#### Work to be completed:
Write out the whole listing again, exactly.

** start Records for this exercise **

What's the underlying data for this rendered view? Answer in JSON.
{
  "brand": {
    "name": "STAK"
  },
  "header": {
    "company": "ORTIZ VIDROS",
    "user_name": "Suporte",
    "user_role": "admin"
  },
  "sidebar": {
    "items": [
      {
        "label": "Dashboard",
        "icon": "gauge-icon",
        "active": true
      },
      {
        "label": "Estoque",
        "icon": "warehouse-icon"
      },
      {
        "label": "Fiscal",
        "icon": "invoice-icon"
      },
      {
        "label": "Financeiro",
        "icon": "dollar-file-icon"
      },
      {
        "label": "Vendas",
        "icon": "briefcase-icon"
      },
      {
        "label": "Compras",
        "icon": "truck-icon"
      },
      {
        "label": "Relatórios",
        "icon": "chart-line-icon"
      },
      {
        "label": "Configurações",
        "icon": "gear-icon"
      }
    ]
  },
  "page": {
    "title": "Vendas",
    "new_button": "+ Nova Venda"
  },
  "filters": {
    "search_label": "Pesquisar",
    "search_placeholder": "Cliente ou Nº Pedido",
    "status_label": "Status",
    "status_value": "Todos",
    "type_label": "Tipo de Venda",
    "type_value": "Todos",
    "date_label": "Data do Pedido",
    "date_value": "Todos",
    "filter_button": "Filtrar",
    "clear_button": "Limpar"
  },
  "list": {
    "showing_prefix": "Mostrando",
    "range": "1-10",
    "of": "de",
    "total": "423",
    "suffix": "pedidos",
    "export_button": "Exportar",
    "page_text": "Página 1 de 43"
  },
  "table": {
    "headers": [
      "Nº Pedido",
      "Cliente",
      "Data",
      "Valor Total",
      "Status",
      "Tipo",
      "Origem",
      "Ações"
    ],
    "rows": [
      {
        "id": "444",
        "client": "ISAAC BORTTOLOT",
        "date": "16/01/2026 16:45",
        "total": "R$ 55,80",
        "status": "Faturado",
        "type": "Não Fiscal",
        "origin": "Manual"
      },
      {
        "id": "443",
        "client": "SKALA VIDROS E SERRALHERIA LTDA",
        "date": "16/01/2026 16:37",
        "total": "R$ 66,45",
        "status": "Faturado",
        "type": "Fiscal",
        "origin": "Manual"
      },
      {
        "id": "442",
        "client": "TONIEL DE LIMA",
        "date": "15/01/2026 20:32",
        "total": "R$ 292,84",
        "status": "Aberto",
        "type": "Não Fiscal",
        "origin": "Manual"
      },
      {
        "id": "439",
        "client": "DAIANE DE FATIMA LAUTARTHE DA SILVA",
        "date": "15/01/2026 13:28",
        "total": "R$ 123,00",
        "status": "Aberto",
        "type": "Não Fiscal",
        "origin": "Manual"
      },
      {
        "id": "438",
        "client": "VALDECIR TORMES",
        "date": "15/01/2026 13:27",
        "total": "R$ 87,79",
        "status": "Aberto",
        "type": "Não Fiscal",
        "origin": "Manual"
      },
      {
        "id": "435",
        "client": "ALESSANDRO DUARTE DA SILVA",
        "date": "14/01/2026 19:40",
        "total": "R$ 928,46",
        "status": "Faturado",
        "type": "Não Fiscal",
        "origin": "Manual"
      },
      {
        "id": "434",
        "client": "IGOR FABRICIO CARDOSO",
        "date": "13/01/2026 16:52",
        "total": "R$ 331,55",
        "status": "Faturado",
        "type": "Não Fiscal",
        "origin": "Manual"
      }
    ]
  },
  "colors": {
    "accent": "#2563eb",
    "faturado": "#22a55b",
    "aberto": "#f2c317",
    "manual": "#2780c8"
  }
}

** end Records for this exercise **

#### Result of this exercise:
What's the underlying data for this rendered view? Answer in JSON.
{
  "brand": {
    "name": "STAK"
  },
  "header": {
    "company": "ORTIZ VIDROS",
    "user_name": "Suporte",
    "user_role": "admin"
  },
  "sidebar": {
    "items": [
      {
        "label": "Dashboard",
        "icon": "gauge-icon",
        "active": true
      },
      {
        "label": "Estoque",
        "icon": "warehouse-icon"
      },
      {
        "label": "Fiscal",
        "icon": "invoice-icon"
      },
      {
        "label": "Financeiro",
        "icon": "dollar-file-icon"
      },
      {
        "label": "Vendas",
        "icon": "briefcase-icon"
      },
      {
        "label": "Compras",
        "icon": "truck-icon"
      },
      {
        "label": "Relatórios",
        "icon": "chart-line-icon"
      },
      {
        "label": "Configurações",
        "icon": "gear-icon"
      }
    ]
  },
  "page": {
    "title": "Vendas",
    "new_button": "+ Nova Venda"
  },
  "filters": {
    "search_label": "Pesquisar",
    "search_placeholder": "Cliente ou Nº Pedido",
    "status_label": "Status",
    "status_value": "Todos",
    "type_label": "Tipo de Venda",
    "type_value": "Todos",
    "date_label": "Data do Pedido",
    "date_value": "Todos",
    "filter_button": "Filtrar",
    "clear_button": "Limpar"
  },
  "list": {
    "showing_prefix": "Mostrando",
    "range": "1-10",
    "of": "de",
    "total": "423",
    "suffix": "pedidos",
    "export_button": "Exportar",
    "page_text": "Página 1 de 43"
  },
  "table": {
    "headers": [
      "Nº Pedido",
      "Cliente",
      "Data",
      "Valor Total",
      "Status",
      "Tipo",
      "Origem",
      "Ações"
    ],
    "rows": [
      {
        "id": "444",
        "client": "ISAAC BORTTOLOT",
        "date": "16/01/2026 16:45",
        "total": "R$ 55,80",
        "status": "Faturado",
        "type": "Não Fiscal",
        "origin": "Manual"
      },
      {
        "id": "443",
        "client": "SKALA VIDROS E SERRALHERIA LTDA",
        "date": "16/01/2026 16:37",
        "total": "R$ 66,45",
        "status": "Faturado",
        "type": "Fiscal",
        "origin": "Manual"
      },
      {
        "id": "442",
        "client": "TONIEL DE LIMA",
        "date": "15/01/2026 20:32",
        "total": "R$ 292,84",
        "status": "Aberto",
        "type": "Não Fiscal",
        "origin": "Manual"
      },
      {
        "id": "439",
        "client": "DAIANE DE FATIMA LAUTARTHE DA SILVA",
        "date": "15/01/2026 13:28",
        "total": "R$ 123,00",
        "status": "Aberto",
        "type": "Não Fiscal",
        "origin": "Manual"
      },
      {
        "id": "438",
        "client": "VALDECIR TORMES",
        "date": "15/01/2026 13:27",
        "total": "R$ 87,79",
        "status": "Aberto",
        "type": "Não Fiscal",
        "origin": "Manual"
      },
      {
        "id": "435",
        "client": "ALESSANDRO DUARTE DA SILVA",
        "date": "14/01/2026 19:40",
        "total": "R$ 928,46",
        "status": "Faturado",
        "type": "Não Fiscal",
        "origin": "Manual"
      },
      {
        "id": "434",
        "client": "IGOR FABRICIO CARDOSO",
        "date": "13/01/2026 16:52",
        "total": "R$ 331,55",
        "status": "Faturado",
        "type": "Não Fiscal",
        "origin": "Manual"
      }
    ]
  },
  "colors": {
    "accent": "#2563eb",
    "faturado": "#22a55b",
    "aberto": "#f2c317",
    "manual": "#2780c8"
  }
}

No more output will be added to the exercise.